Vol.44 No.Supplement

奨励賞演題 奨励賞
循環器 奨励賞

(S434)

器質性僧帽弁逆流における運動耐容能と侵襲的血行動態パラメータの関連

Association Between Exercise Capacity and Invasive Hemodynamics at Rest and During Exercise in Degenerative Mitral Regurgitation

宇都宮 裕人, 日高 貴之, 原田 侑, 木下 未来, 政田 賢治, 東 昭史, 木原 康樹

Hiroto UTSUNOMIYA, Takayuki HIDAKA, Yuu HARADA, Mirai KINOSHITA, Kenji MASADA, Akifumi HIGASHI, Yasuki KIHARA

広島大学大学院医歯薬保健学研究院循環器内科学

Department of Cardovascular Medicine, Hiroshima University Graduate School of Biomedical and Health Sciences

キーワード :

【背景】
器質性僧帽弁閉鎖不全症(DMR)への運動負荷心エコーでは,最大負荷時収縮期肺動脈圧(peak-stress SPAP)≥60mmHgが心イベント増加に関連するとされる.しかし,現行のガイドライン手術適応にpeak-stress SPAPは含まれていない.臨床活用がすすまない一因として,負荷中におけるエコーでのSPAP推定の実現可能性と正確性を担保するデータが少ないことが挙げられる.一方で,最近DMRの予後規定因子として運動耐容能の重要性が指摘されている1,2.本研究の目的は,侵襲的血行動態パラメータを対照に①運動負荷心エコー検査の有用性を検証し,②運動耐容能に関連する指標を確立することである.

(データ抜粋)
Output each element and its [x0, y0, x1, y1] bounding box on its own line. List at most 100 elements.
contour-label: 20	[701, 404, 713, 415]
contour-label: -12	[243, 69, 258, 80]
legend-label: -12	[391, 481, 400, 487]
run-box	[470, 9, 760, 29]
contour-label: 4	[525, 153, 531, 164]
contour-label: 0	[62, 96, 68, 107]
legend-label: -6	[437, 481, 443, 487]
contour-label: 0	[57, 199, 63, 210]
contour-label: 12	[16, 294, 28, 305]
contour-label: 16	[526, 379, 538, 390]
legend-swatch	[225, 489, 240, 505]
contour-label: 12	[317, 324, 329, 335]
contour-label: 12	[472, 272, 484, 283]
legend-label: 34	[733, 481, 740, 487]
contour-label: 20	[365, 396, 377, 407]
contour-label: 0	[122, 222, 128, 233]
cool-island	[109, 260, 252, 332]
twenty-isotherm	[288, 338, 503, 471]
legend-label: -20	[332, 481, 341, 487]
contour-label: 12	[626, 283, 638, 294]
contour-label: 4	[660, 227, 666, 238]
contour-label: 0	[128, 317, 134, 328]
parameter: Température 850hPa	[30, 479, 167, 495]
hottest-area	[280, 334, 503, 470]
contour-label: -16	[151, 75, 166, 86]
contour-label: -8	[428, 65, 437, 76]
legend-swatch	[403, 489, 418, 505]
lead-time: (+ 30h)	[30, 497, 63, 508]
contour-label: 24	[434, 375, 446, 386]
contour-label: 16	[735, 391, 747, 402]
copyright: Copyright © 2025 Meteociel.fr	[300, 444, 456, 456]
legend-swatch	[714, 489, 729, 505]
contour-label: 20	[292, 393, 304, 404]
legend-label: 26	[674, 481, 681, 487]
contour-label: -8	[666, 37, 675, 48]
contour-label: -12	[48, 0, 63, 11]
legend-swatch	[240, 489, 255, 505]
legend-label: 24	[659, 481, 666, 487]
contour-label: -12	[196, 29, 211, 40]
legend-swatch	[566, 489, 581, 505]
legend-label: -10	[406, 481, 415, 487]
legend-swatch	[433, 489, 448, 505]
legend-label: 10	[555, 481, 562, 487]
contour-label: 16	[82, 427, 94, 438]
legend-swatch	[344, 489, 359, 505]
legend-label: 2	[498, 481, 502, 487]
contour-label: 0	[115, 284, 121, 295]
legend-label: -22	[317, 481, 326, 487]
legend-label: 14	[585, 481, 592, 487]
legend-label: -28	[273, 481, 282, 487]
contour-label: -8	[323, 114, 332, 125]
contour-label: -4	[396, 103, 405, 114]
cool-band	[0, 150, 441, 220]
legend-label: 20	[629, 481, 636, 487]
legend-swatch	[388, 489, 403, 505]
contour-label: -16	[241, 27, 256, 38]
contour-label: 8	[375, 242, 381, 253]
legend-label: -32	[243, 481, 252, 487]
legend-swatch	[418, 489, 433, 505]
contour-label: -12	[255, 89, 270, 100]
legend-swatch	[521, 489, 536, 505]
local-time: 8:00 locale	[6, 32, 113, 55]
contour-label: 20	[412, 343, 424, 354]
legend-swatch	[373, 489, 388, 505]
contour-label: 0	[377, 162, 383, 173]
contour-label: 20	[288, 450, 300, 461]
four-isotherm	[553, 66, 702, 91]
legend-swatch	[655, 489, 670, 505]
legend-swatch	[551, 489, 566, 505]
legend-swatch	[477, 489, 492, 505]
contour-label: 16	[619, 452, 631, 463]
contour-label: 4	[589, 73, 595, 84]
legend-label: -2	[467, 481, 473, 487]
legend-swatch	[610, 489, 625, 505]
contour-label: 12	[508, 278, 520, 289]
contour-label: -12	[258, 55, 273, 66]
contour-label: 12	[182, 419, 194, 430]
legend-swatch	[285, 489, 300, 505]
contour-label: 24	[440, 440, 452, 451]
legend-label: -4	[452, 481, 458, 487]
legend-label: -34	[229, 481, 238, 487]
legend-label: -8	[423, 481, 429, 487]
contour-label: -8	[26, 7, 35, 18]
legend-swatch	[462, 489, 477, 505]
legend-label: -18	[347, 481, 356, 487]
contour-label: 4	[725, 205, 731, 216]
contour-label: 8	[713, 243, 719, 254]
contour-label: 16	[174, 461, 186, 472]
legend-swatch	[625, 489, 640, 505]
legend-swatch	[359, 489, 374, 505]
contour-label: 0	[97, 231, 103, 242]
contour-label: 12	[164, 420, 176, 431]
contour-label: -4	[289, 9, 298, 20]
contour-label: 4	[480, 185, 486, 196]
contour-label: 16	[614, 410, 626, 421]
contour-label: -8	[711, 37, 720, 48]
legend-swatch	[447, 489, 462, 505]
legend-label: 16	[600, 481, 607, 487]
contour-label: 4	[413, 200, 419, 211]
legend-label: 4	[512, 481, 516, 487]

**課題一覧**.
1. 器質性僧帽弁逆流に関する抄録によれば、心イベント増加に関連するとされる最大負荷時収縮期肺動脈圧の値はいくつですか。
2. 器質性僧帽弁逆流に関する抄録を、示されている最後の文の後から書き継いでください。

**各課題の解答**.
1. 60mmHg以上です。

2.
【方法】
重症DMR 25例(平均年齢62±10歳,男性52%)を対象とした.橈骨動脈に動脈シースを,肺動脈にウェッジバーマンカテーテルを留置し圧モニタリング下で臥位エルゴメーター負荷心エコーを施行した.同時に心肺運動負荷試験で最大酸素摂取量(peak VO2)を測定した.各ステージ(安静時,嫌気代謝閾値[AT]時,最大負荷時)において肺動脈圧記録,動静脈血サンプリング,酸素摂取量測定,Fick式による心拍出量(CO)計測,経胸壁心エコー図によるSPAP,CO推定を行った.SPAP推定は三尖弁逆流圧較差と下大静脈からの推定右房圧の総和とし,CO推定には連続の式を用いた.%predicted peak VO2<70%を運動耐容能低下と定義した.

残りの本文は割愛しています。